| Problems to work on |
- 1) Set down, word for word, the part of the financing case study that opens with the words containing "The Company was very profitable with" and closes with "by the Company.".
- 2) In the financing case study, who referred the Principal to Asset Enhancement Solutions, LLC?
- 3) Extend the financing case study, picking up after its last sentence.
BEGIN Selected passage
The Company was very profitable with annual EBITDA in the low 7 figures. The Principal had retained an individual to prepare a business plan and the related projections to support a loan request. The Company maintained average bank balances in the low 7 figures and had been banking with the same bank for many years. He submitted the business plan and other historical information to the bank, but was turned down. He submitted this information to a few other banks but was turned down as well.

While the Company was very profitable and was significantly cash flow positive it had insufficient collateral to support a loan of any significance. The Company receives payment from its customers in advance so there is a minimal amount of accounts receivable. The Company purchases from its overseas suppliers on a Just-In-Time basis, hence a nominal amount of inventory is maintained by the Company.

The other reason cited for these bank declinations was the nature of the industry in which the Company operated. Commercial banks have a list of industries in which they do not lend to. The Company's industry was included on all these lists.

One of the banks that turned down the loan request referred the Principal to Asset Enhancement Solutions, LLC for assistance.

Creative Financing Solution:
Asset Enhancement Solutions, LLC ("AES") knew this transaction would be very challenging based on the nature of the Company's industry and lack of collateral maintained in the Company.

AES first reviewed the business plan the Principal had been using for his loan request. While the Plan had many charts, was very colorful and cosmetically looked good, it lacked the depth and incite that was needed to convince a lender to finance a transaction. To make matters worst, the projections contained numerous errors.

AES identified the areas that required change and spent a significant amount of time working with the Principal and his new partner enhancing the depth of the Business Plan and correcting the projections.

The next phase of the transaction was even more challenging. Initially, the

Principal's intent was to buy-out both of his two partners. Unforeseen circumstances arose that affected how many partners the Principal would buy-out. He was not sure if he would be buying-out one partner or two partners.
END Selected passage
BEGIN Excerpted records
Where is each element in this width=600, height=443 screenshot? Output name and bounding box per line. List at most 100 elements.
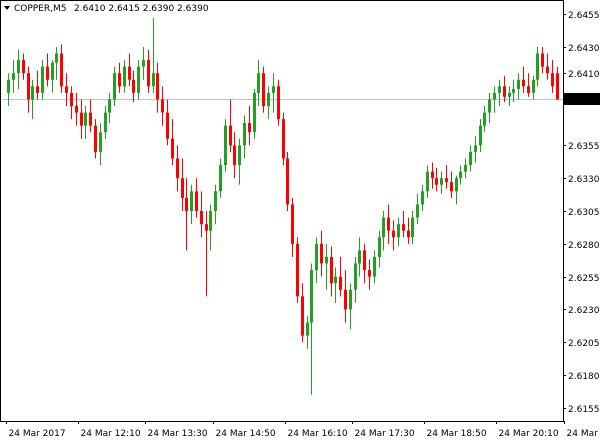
bear-candle-body[interactable] — [156, 73, 159, 100]
bull-candle-body[interactable] — [517, 79, 520, 89]
bull-candle-body[interactable] — [190, 191, 193, 211]
bear-candle-body[interactable] — [233, 145, 236, 166]
bear-candle-body[interactable] — [277, 86, 280, 120]
bull-candle-body[interactable] — [459, 171, 462, 179]
bull-candle-body[interactable] — [421, 191, 424, 205]
bull-candle-body[interactable] — [498, 86, 501, 93]
bear-candle-body[interactable] — [339, 276, 342, 290]
bear-candle-body[interactable] — [166, 112, 169, 139]
bear-candle-body[interactable] — [205, 224, 208, 231]
bull-candle-body[interactable] — [137, 66, 140, 93]
bear-candle-body[interactable] — [36, 86, 39, 93]
bear-candle-body[interactable] — [301, 296, 304, 336]
bull-candle-body[interactable] — [354, 263, 357, 290]
bear-candle-body[interactable] — [407, 230, 410, 238]
bear-candle-body[interactable] — [176, 158, 179, 179]
bull-candle-body[interactable] — [238, 145, 241, 166]
bull-candle-body[interactable] — [113, 73, 116, 100]
bear-candle-body[interactable] — [27, 73, 30, 100]
bear-candle-body[interactable] — [128, 66, 131, 80]
bull-candle-body[interactable] — [123, 66, 126, 87]
bull-candle-body[interactable] — [325, 256, 328, 264]
bull-candle-body[interactable] — [508, 92, 511, 97]
bull-candle-body[interactable] — [474, 145, 477, 152]
bull-candle-body[interactable] — [55, 53, 58, 63]
bear-candle-body[interactable] — [546, 66, 549, 74]
bear-candle-body[interactable] — [60, 53, 63, 87]
bull-candle-body[interactable] — [483, 112, 486, 126]
bear-candle-body[interactable] — [522, 79, 525, 87]
bull-candle-body[interactable] — [536, 53, 539, 80]
bull-candle-body[interactable] — [12, 73, 15, 80]
bull-candle-body[interactable] — [382, 217, 385, 238]
bear-candle-body[interactable] — [445, 178, 448, 183]
bear-candle-body[interactable] — [94, 125, 97, 152]
bull-candle-body[interactable] — [142, 60, 145, 67]
bear-candle-body[interactable] — [262, 73, 265, 106]
bull-candle-body[interactable] — [349, 289, 352, 310]
bull-candle-body[interactable] — [416, 204, 419, 218]
bull-candle-body[interactable] — [512, 88, 515, 93]
bear-candle-body[interactable] — [132, 79, 135, 93]
bear-candle-body[interactable] — [248, 123, 251, 133]
bull-candle-body[interactable] — [152, 73, 155, 87]
bull-candle-body[interactable] — [209, 211, 212, 231]
bull-candle-body[interactable] — [7, 79, 10, 93]
bear-candle-body[interactable] — [387, 217, 390, 231]
bull-candle-body[interactable] — [411, 217, 414, 238]
bull-candle-body[interactable] — [104, 112, 107, 133]
bull-candle-body[interactable] — [272, 86, 275, 93]
bull-candle-body[interactable] — [315, 243, 318, 271]
bear-candle-body[interactable] — [556, 73, 559, 100]
bull-candle-body[interactable] — [306, 322, 309, 336]
bear-candle-body[interactable] — [185, 197, 188, 211]
bear-candle-body[interactable] — [286, 158, 289, 205]
bull-candle-body[interactable] — [479, 125, 482, 146]
bear-candle-body[interactable] — [541, 53, 544, 67]
bear-candle-body[interactable] — [200, 211, 203, 225]
bull-candle-body[interactable] — [219, 165, 222, 192]
bull-candle-body[interactable] — [310, 270, 313, 323]
bear-candle-body[interactable] — [195, 191, 198, 211]
candles[interactable] — [7, 18, 559, 395]
bear-candle-body[interactable] — [171, 138, 174, 159]
bull-candle-body[interactable] — [358, 250, 361, 264]
bear-candle-body[interactable] — [291, 204, 294, 244]
dropdown-triangle-icon[interactable] — [4, 6, 10, 10]
bull-candle-body[interactable] — [426, 171, 429, 192]
bear-candle-body[interactable] — [330, 256, 333, 284]
bear-candle-body[interactable] — [431, 171, 434, 179]
bear-candle-body[interactable] — [363, 250, 366, 271]
bear-candle-body[interactable] — [296, 243, 299, 297]
bear-candle-body[interactable] — [89, 112, 92, 126]
bear-candle-body[interactable] — [320, 243, 323, 264]
bear-candle-body[interactable] — [392, 230, 395, 238]
bear-candle-body[interactable] — [344, 289, 347, 310]
bull-candle-body[interactable] — [84, 112, 87, 126]
bull-candle-body[interactable] — [532, 79, 535, 93]
bear-candle-body[interactable] — [65, 86, 68, 93]
bear-candle-body[interactable] — [161, 99, 164, 113]
bull-candle-body[interactable] — [253, 92, 256, 133]
bear-candle-body[interactable] — [46, 66, 49, 80]
bull-candle-body[interactable] — [493, 92, 496, 100]
bear-candle-body[interactable] — [282, 119, 285, 159]
bear-candle-body[interactable] — [527, 86, 530, 93]
bull-candle-body[interactable] — [257, 73, 260, 93]
bull-candle-body[interactable] — [108, 99, 111, 113]
bear-candle-body[interactable] — [402, 224, 405, 231]
bull-candle-body[interactable] — [51, 62, 54, 80]
bull-candle-body[interactable] — [214, 191, 217, 211]
bull-candle-body[interactable] — [31, 86, 34, 100]
bull-candle-body[interactable] — [373, 256, 376, 277]
price-axis[interactable]: 2.6455 2.6430 2.6410 2.6390 2.6355 2.6330 2.63… — [563, 11, 600, 415]
bull-candle-body[interactable] — [224, 125, 227, 166]
bull-candle-body[interactable] — [464, 165, 467, 172]
bear-candle-body[interactable] — [229, 125, 232, 146]
bull-candle-body[interactable] — [378, 237, 381, 257]
bull-candle-body[interactable] — [99, 132, 102, 152]
bull-candle-body[interactable] — [469, 151, 472, 166]
bull-candle-body[interactable] — [243, 123, 246, 146]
END Excerpted records
| Response list |
- 1)
The Company was very profitable with annual EBITDA in the low 7 figures. The Principal had retained an individual to prepare a business plan and the related projections to support a loan request. The Company maintained average bank balances in the low 7 figures and had been banking with the same bank for many years. He submitted the business plan and other historical information to the bank, but was turned down. He submitted this information to a few other banks but was turned down as well.

While the Company was very profitable and was significantly cash flow positive it had insufficient collateral to support a loan of any significance. The Company receives payment from its customers in advance so there is a minimal amount of accounts receivable. The Company purchases from its overseas suppliers on a Just-In-Time basis, hence a nominal amount of inventory is maintained by the Company.

- 2) One of the banks that turned down his loan request.

- 3)
Armed with a new and improved Business Plan, AES set out to arrange financing for the Buy-Out of either one or two partners of a Company with minimal collateral in an industry that Commercial Banks did not want to touch.

AES found that many Non-Traditional lenders also did not want to provide financing because of the nature of the industry and lack of collateral. Other lenders were not interested because EBITDA was below their required threshold.

AES's long standing motto is that, "Beauty is in the Eyes of the Beholder!" What may not look good to one lender might look good to other types of lenders. Fortunately, this adage held true in this particular transaction.

AES was able to arrange financing options for the Principal and his new partner for each Buy-Out scenario as follows:

  • $10 million Term Loan for the Buy-Out of two partners.
  • $5 million Term Loan and a $4 million Mezzanine Loan for the Buy-Out of two partners.
  • $5 Term Loan for the Buy-Out of one partner. AES was able to structure the transaction such that the remaining Partner did not have to personally guarantee the loan.

The unforeseen circumstance noted above still exists. However, the Principal should be able to Buy-Out either one or two partners using the financing noted above pending resolution of the unforeseen circumstance.